> [REQUIREMENT]
List every line in this data where the string "true" occurs.
|---|
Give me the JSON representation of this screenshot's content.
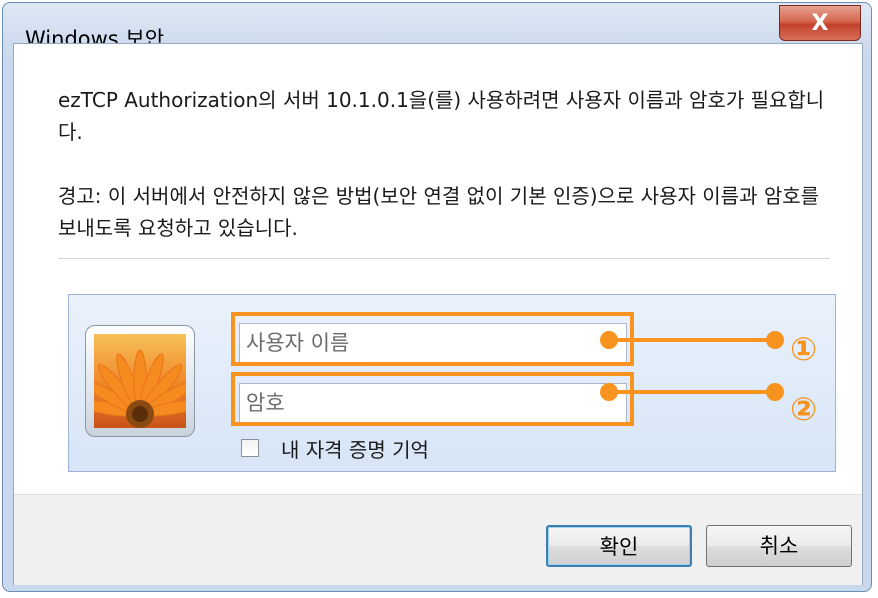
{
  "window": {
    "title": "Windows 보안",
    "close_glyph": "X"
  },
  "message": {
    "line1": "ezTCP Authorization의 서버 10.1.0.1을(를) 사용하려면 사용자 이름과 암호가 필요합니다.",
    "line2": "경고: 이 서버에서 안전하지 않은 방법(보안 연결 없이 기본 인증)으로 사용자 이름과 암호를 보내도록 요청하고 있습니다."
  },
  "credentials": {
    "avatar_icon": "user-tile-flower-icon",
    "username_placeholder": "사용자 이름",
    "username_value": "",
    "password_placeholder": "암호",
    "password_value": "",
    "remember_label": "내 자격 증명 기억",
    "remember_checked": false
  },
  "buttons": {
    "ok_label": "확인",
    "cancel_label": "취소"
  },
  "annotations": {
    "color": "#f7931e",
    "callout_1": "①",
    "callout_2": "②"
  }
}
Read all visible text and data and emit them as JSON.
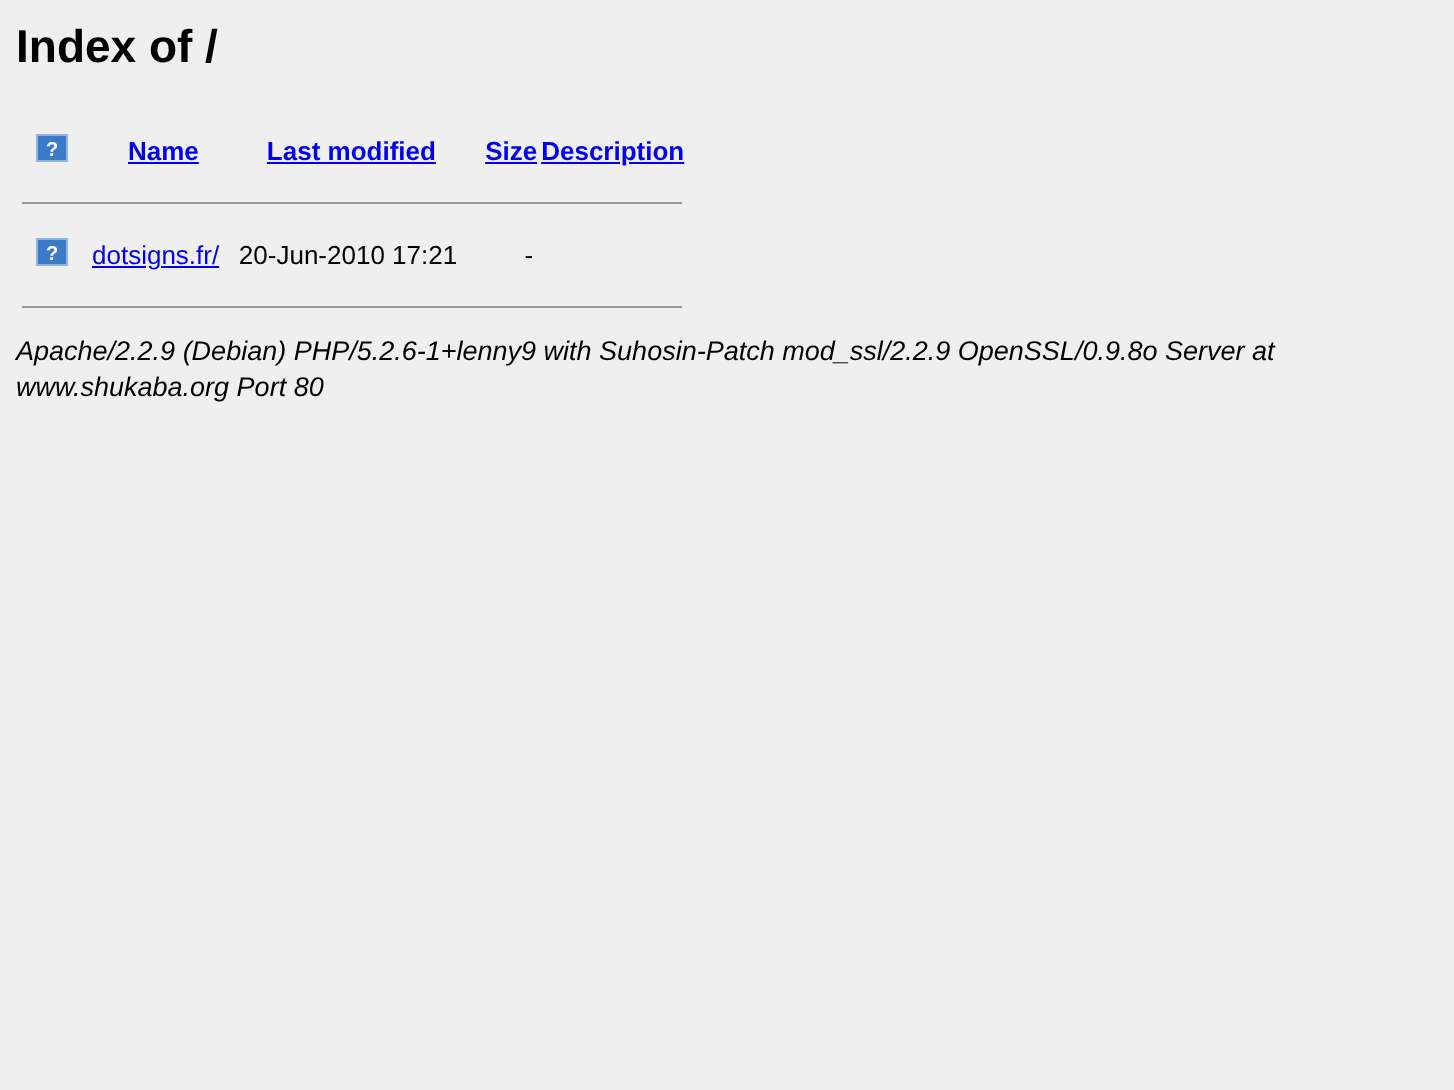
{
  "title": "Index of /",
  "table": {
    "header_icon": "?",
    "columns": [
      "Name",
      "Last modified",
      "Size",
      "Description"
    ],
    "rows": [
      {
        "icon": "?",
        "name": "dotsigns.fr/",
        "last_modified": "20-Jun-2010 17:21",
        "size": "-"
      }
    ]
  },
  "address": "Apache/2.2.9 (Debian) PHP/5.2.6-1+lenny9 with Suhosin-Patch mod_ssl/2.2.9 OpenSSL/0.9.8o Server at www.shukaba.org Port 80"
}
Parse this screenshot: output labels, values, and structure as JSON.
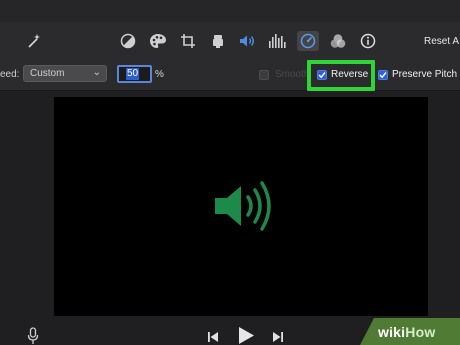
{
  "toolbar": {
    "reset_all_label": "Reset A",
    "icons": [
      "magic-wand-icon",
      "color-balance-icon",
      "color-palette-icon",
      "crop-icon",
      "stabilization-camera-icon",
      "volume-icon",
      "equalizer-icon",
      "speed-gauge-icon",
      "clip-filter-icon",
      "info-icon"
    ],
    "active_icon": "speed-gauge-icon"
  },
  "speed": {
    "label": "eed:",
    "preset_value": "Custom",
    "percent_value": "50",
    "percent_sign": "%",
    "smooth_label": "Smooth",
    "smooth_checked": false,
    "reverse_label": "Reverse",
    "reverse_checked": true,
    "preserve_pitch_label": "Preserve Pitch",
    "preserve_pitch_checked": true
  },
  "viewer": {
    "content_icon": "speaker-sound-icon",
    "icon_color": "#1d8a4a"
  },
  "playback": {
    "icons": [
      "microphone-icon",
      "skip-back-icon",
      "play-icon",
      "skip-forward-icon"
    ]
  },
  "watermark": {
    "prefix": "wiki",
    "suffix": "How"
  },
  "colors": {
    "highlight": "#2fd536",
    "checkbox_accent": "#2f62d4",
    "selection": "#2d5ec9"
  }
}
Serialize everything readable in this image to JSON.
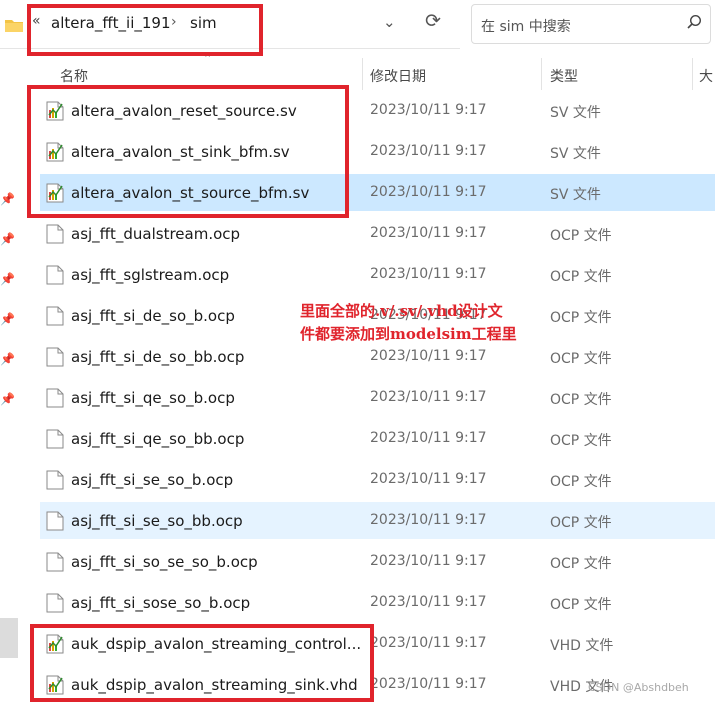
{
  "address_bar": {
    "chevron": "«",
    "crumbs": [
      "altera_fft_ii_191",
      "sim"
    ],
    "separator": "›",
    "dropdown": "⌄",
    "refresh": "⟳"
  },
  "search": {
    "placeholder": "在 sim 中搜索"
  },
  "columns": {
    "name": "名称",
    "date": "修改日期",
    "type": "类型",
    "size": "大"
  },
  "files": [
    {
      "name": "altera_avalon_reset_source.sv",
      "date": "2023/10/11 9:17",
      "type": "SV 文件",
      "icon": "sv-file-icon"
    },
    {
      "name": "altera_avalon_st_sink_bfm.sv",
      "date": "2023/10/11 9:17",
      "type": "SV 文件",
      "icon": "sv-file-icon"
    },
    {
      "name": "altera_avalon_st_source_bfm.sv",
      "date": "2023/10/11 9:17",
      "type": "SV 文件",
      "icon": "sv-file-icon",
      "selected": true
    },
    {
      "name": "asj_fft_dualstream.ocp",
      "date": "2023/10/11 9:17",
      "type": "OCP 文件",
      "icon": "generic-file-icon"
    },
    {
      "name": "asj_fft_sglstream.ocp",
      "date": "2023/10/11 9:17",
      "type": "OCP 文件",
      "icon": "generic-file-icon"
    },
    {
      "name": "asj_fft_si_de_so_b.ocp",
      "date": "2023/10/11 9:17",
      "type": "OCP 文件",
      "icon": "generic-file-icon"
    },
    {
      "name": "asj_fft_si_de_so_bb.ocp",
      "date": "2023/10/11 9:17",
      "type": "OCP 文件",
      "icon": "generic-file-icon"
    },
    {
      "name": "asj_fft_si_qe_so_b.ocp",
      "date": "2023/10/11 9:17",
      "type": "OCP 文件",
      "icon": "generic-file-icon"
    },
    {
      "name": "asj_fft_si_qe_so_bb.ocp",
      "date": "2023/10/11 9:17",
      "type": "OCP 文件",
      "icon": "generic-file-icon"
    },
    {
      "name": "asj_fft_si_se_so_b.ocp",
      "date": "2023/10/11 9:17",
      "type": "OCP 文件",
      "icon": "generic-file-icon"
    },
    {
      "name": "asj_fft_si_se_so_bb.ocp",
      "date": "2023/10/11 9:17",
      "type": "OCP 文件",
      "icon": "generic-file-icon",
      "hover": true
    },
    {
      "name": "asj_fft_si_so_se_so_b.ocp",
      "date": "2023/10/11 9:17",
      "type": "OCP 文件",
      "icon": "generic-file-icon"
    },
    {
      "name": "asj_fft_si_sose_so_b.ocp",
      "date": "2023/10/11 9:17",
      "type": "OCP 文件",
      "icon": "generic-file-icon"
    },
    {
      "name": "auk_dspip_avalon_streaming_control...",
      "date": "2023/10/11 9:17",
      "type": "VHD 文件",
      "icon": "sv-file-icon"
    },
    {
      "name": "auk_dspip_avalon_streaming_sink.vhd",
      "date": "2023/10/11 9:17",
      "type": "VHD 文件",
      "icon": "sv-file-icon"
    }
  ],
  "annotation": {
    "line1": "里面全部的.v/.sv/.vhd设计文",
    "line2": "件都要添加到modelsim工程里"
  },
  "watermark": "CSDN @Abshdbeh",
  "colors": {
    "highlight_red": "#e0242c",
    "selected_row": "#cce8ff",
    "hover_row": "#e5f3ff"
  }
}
|---|
> [PROBLEM SOLUTION]
    "reverse_checked": true,
    "preserve_pitch_checked": true
      "selected": true
      "hover": true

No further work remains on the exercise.